> _PASSAGE_:
:::::

We are not talking about a rodent sandwich. This new type of laboratory mouse, a chimera called Bone Marrow Liver Thymic mice (BLT mice), created by researchers at UT Southwestern and University of Minnesota, should open new experimental possibilities to study human infections:
Normal mice are not susceptible to human-specific viruses, such as Epstein Barr virus and HIV, making it hard to study and craft drugs to target the viruses. Epstein Barr is a virus that causes mononucleosis.
So UT Southwestern researchers, working with University of Minnesota collaborators, generated human-mice “chimeras” – mice implanted with human tissues and human stem cells – that developed fully functional human immune systems and infection-fighting cells, such as T cells, throughout their bodies, according to a study published online today in Nature Medicine.
The T cells in the mice even mounted a potent immune response to toxic shock syndrome and infection by Epstein Barr.
In immune-deficient mice that are unable to reject human cells or tissues, researchers first implant the rodents with human tissues necessary to develop human T cells. Human blood stem cells, known as CD34+ cells, then are transplanted into the mice. CD34+ cells, which give rise to human T cells, B cells and other types of human cells that protect the body against foreign organisms and pathogens, are typically used to treat human cancer and blood and heart disorders.

:::::

> _SOURCE INFORMATION_:
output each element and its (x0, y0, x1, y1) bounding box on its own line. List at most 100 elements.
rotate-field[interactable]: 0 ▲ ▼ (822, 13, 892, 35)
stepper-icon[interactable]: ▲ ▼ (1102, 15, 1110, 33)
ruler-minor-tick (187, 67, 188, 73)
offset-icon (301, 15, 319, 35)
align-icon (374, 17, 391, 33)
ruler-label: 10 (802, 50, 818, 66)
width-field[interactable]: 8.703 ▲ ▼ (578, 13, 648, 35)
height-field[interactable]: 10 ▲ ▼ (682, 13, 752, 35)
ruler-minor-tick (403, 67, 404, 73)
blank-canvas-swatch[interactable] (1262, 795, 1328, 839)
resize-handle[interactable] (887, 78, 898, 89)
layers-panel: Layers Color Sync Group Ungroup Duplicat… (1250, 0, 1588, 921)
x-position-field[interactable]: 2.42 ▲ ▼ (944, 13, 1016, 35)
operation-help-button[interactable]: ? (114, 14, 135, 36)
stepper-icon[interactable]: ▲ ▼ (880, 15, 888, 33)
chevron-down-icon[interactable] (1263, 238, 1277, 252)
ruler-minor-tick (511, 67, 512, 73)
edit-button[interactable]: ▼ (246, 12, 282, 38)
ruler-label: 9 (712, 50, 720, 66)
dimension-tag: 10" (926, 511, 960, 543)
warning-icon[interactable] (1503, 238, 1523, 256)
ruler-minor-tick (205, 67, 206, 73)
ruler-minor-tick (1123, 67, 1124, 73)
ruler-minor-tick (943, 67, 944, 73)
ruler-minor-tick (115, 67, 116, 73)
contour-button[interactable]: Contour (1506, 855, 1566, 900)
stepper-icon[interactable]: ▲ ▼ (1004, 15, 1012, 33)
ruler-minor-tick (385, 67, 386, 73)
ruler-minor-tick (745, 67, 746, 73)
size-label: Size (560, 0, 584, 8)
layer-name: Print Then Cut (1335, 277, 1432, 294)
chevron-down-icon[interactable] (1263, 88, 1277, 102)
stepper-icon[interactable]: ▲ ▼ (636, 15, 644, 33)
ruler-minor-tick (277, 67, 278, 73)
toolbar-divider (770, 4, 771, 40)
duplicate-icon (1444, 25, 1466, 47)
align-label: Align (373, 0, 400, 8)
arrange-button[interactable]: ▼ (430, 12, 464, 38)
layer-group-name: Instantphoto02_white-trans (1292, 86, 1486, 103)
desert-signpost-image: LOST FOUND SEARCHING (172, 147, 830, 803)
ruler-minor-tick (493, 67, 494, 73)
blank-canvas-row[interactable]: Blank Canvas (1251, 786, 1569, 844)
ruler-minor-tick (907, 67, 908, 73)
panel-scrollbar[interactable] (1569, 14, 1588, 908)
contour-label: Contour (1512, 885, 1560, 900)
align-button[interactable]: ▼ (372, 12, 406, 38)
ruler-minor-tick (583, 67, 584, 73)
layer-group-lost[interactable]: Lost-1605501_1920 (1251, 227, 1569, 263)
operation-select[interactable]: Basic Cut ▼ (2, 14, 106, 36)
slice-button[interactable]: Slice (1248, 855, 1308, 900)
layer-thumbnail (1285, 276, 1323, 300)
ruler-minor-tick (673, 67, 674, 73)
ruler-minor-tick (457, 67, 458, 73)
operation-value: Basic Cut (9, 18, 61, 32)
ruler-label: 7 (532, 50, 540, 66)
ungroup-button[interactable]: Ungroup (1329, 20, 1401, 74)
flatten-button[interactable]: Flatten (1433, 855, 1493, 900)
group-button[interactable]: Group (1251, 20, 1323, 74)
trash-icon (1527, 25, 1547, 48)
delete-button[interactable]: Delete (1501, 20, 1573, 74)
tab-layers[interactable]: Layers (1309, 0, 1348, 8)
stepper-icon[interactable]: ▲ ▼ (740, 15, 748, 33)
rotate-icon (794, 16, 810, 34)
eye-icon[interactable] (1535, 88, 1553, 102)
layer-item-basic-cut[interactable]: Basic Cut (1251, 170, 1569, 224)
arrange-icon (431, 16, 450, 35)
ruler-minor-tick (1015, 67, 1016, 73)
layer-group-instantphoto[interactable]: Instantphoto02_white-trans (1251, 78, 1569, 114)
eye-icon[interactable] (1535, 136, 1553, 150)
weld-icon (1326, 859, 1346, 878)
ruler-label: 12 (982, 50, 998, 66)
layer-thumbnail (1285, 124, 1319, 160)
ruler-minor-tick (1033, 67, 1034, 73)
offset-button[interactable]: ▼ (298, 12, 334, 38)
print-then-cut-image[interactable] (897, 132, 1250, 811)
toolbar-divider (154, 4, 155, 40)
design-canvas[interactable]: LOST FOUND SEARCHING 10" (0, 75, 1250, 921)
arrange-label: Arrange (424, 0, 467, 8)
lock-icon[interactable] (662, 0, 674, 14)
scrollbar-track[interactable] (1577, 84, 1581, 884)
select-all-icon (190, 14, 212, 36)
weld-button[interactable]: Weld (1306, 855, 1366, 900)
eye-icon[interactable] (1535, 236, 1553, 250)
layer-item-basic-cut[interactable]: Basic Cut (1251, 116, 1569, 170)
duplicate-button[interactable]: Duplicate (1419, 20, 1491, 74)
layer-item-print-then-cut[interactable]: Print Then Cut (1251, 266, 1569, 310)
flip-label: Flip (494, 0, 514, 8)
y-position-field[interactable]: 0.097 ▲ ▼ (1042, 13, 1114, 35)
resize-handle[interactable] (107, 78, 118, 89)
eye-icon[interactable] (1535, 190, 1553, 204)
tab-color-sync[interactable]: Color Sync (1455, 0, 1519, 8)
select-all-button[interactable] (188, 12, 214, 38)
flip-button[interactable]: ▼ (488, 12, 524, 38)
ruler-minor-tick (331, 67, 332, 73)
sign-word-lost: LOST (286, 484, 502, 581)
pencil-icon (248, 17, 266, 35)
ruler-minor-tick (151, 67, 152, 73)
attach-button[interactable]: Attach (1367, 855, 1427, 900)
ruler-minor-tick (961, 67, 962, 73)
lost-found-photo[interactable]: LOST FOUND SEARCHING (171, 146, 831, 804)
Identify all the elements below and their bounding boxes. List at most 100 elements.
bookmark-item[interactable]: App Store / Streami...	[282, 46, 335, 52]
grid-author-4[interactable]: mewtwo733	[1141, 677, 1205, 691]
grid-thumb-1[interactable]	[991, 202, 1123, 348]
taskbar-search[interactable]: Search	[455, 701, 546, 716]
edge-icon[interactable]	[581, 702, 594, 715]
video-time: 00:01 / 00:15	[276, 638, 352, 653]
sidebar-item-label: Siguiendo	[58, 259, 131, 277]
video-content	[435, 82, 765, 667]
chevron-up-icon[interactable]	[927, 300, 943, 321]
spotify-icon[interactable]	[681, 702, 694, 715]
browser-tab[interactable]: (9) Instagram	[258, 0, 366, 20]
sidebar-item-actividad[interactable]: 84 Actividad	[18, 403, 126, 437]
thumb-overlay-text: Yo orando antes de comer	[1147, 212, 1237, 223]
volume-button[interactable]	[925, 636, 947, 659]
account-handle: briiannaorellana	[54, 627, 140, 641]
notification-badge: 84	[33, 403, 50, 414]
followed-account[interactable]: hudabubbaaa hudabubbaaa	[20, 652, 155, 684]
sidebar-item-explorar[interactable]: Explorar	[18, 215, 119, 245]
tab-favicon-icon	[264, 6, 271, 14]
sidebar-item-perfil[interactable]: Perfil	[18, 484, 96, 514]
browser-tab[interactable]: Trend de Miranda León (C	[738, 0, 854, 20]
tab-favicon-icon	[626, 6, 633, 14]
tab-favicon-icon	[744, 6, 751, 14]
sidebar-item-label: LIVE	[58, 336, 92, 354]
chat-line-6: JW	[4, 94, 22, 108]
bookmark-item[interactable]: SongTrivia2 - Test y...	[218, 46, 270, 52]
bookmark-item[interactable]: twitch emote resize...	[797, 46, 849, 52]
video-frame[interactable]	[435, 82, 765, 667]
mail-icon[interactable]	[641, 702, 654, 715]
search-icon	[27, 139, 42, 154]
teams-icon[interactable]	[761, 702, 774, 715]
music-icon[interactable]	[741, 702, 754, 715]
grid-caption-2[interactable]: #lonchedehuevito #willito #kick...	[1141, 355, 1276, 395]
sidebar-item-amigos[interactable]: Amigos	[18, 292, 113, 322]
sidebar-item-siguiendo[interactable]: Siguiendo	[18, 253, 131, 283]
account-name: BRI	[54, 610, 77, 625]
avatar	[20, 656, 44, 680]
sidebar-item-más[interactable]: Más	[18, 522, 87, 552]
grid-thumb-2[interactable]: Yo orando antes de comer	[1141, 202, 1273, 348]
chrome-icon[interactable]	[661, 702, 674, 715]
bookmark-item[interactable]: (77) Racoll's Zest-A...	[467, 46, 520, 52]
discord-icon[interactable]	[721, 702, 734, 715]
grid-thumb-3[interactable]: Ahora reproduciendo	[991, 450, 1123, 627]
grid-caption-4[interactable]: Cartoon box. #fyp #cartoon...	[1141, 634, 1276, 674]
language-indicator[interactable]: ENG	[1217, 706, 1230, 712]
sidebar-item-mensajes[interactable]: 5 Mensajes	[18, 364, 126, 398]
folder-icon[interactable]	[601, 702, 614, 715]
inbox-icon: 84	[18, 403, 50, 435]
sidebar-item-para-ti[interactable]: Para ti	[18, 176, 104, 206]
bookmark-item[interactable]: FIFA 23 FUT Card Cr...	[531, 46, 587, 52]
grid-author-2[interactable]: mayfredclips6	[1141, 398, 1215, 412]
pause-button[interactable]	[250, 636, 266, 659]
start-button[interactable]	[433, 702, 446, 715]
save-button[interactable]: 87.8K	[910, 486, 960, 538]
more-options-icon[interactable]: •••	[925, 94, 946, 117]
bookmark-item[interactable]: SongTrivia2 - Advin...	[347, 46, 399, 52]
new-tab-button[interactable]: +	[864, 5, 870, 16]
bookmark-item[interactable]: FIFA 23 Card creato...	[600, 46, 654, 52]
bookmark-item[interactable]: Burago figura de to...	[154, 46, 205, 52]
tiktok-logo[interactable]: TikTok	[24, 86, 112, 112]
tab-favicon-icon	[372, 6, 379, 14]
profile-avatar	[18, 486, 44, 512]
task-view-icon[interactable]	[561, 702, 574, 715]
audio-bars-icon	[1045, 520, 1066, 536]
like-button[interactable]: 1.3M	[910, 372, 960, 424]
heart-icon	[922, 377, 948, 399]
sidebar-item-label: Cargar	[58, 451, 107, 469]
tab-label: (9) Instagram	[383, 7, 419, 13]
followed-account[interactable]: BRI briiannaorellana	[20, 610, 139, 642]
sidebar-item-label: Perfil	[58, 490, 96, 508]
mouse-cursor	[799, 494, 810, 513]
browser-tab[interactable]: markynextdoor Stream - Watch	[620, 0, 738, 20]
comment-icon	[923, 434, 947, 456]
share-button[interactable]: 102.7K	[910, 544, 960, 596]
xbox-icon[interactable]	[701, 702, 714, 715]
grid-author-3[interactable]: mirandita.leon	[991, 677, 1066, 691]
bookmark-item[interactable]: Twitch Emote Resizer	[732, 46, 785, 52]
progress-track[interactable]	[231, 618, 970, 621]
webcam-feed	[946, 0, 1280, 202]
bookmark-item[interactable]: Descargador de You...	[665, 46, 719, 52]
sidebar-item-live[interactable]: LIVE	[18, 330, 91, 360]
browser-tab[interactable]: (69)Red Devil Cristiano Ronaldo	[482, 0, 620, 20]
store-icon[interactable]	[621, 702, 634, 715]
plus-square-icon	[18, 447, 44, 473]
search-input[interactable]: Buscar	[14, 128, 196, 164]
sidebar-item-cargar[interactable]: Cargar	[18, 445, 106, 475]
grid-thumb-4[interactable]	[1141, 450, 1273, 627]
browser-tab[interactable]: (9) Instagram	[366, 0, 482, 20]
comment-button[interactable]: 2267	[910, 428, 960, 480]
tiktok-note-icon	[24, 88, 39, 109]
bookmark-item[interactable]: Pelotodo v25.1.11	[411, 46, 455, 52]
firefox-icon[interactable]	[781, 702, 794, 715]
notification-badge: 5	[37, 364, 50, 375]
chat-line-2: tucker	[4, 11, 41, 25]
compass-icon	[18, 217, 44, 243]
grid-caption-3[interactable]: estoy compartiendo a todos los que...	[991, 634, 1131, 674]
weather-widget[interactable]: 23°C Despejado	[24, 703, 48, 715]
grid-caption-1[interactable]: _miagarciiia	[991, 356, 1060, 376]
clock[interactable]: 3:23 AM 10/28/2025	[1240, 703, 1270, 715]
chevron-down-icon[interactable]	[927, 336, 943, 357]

:::::

> _TASK 1_:
According to the BLT mice passage, what conditions are CD34+ cells typically used to treat? List every one.
> _TASK 2_:
Carry on the BLT mice passage from its final sentence.
The items have no connection to the BLT mice passage.

> _ANSWER BOX 1_:
- Human cancer
- Blood disorders
- Heart disorders

> _ANSWER BOX 2_:
In this latest study, UT Southwestern researchers and their Minnesota colleagues used this combination approach – human tissues and stem cells – to try to generate a new type of chimera that can develop T cells the same way as humans.
The resulting mice, known as Bone Marrow Liver Thymic mice (BLT mice), developed a human immune system with dramatically high human T cell and other cell counts in virtually all of their tissues, including the gut and lungs, sites of important immune response to diseases.
“The fact that virtually all human immune cells are adequately distributed in all the different mouse tissues has resulted in what is probably the most human-like immune system ever developed in mice,” Dr. Garcia said.